### Extrait à lire
▬▬▬
Élargissement de l'Europe :
nous exigeons un référendum !


L'atteinte au libre choix des peuples est violente et irréversible. Voilà pourquoi on nous permettra de présenter pour une fois aux citoyens français la facture de la décision avant la décision elle-même.


Point de vue d'Arnaud Montebourg, député de Saône-et-Loire, et Christian Paul, député (PS) de la Nièvre, paru dans les pages " Horizons " du quotidien Le Monde daté du 20 septembre 2002



Arnaud
Montebourg

Christian Paul
Christian
Paul




On nous explique que c'est fait. Pourtant, nous n'avons pas voté. On nous dit à droite mais aussi à gauche que c'est de toute façon décidé. Pourtant, nul d'entre ceux qui ont en charge la souveraineté, le peuple ou ses représentants, n'en a délibéré. On nous répète que, même si ceux-là avaient la volonté de résister et de dire qu'ils refusent l'élargissement de l'Union européenne, l'affaire est déjà bouclée.

D'ailleurs, à quoi bon consulter les Parlements nationaux ? Sert-il encore à quelque chose de demander aux représentants du peuple leur avis puisque les questions fondamentales liées à l'avenir de l'Europe se décident ailleurs, et en dehors d'eux, dans le dos des peuples et de leurs représentants légitimes ?

Personne ne peut prétendre sans rire que les deux dernières élections nationales valent mandat sur l'Europe pour les dirigeants français, tant cette question, comme beaucoup d'autres, est restée sur le banc de touche.

On peut rappeler que s'est déjà imposée de la sorte la mondialisation des échanges sans délibération sur ses conséquences, sous la pression des forces économiques hostiles à toute régulation. Et l'on voit à quel point ces choix, résignés ou assumés, ont été désapprouvés par le peuple des citoyens européens, aujourd'hui réfugiés dans la protestation électorale, furieuse et impuissante.

L'affaire de l'élargissement reproduit le même scénario. Tout sera déjà décidé au moment où l'on consultera formellement les représentants du peuple. La facture économique, sociale et politique de la décision sera présentée, plus tard, trop tard, alors que nul n'a eu le devis, lorsque plus personne ne peut y redire.

L'atteinte au libre choix des peuples est violente et irréversible. Voilà pourquoi on nous permettra de présenter pour une fois aux citoyens français la facture de la décision avant la décision elle-même.

Notre interpellation émane d'Européens fervents et non pas de nostalgiques crispés sur la souveraineté de l'Etat-nation. C'est bien parce que nous affirmons l'exigence d'une Europe forte que les conditions actuelles de l'élargissement nourrissent nos inquiétudes.
▬▬▬
### Informations fournies
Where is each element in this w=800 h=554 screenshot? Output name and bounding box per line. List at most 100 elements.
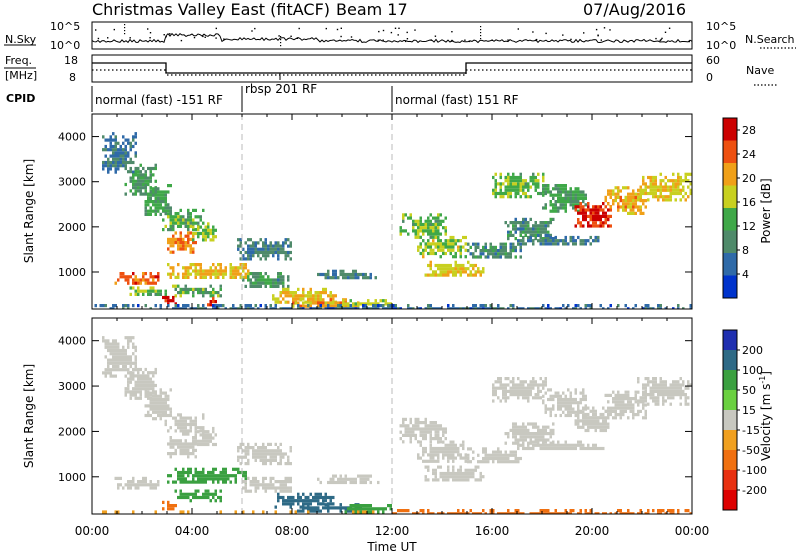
▬▬▬
### Votre tâche
Indiquez dans quel quotidien et à quelle date a paru la tribune sur l'élargissement de l'Europe. Les lignes fournies n'ont aucun rôle dans ce travail.

### Réponse rédigée
Dans Le Monde, daté du 20 septembre 2002.